[begin ENTRIES PROVIDED]

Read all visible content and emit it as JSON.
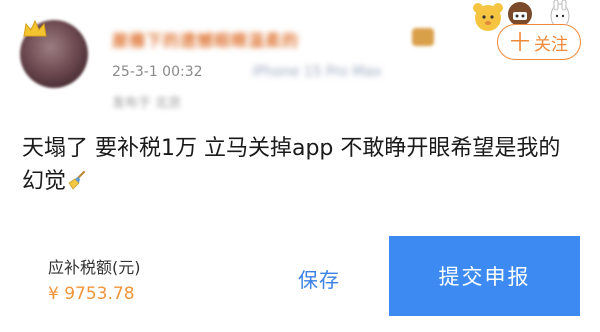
{
  "post": {
    "username": "屋檐下的遗憾眼睛温柔的",
    "time": "25-3-1 00:32",
    "device": "iPhone 15 Pro Max",
    "ip_location": "发布于 北京",
    "follow_label": "关注",
    "follow_plus": "十",
    "content": "天塌了 要补税1万 立马关掉app 不敢睁开眼希望是我的幻觉"
  },
  "tax_form": {
    "label": "应补税额(元)",
    "amount": "¥ 9753.78",
    "save_label": "保存",
    "submit_label": "提交申报"
  },
  "colors": {
    "accent_orange": "#f08a3a",
    "amount_orange": "#f0953a",
    "primary_blue": "#3d8bf2",
    "save_blue": "#3a82e6"
  },
  "icons": {
    "avatar_badge": "crown-icon",
    "corner_mascot": "mascot-sticker-icon",
    "content_emoji": "broom-emoji-icon"
  }
}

[end ENTRIES PROVIDED]

Give every line above again exactly, with no pictures.

■ THE RESPONSE
Read all visible content and emit it as JSON.
{
  "post": {
    "username": "屋檐下的遗憾眼睛温柔的",
    "time": "25-3-1 00:32",
    "device": "iPhone 15 Pro Max",
    "ip_location": "发布于 北京",
    "follow_label": "关注",
    "follow_plus": "十",
    "content": "天塌了 要补税1万 立马关掉app 不敢睁开眼希望是我的幻觉"
  },
  "tax_form": {
    "label": "应补税额(元)",
    "amount": "¥ 9753.78",
    "save_label": "保存",
    "submit_label": "提交申报"
  },
  "colors": {
    "accent_orange": "#f08a3a",
    "amount_orange": "#f0953a",
    "primary_blue": "#3d8bf2",
    "save_blue": "#3a82e6"
  },
  "icons": {
    "avatar_badge": "crown-icon",
    "corner_mascot": "mascot-sticker-icon",
    "content_emoji": "broom-emoji-icon"
  }
}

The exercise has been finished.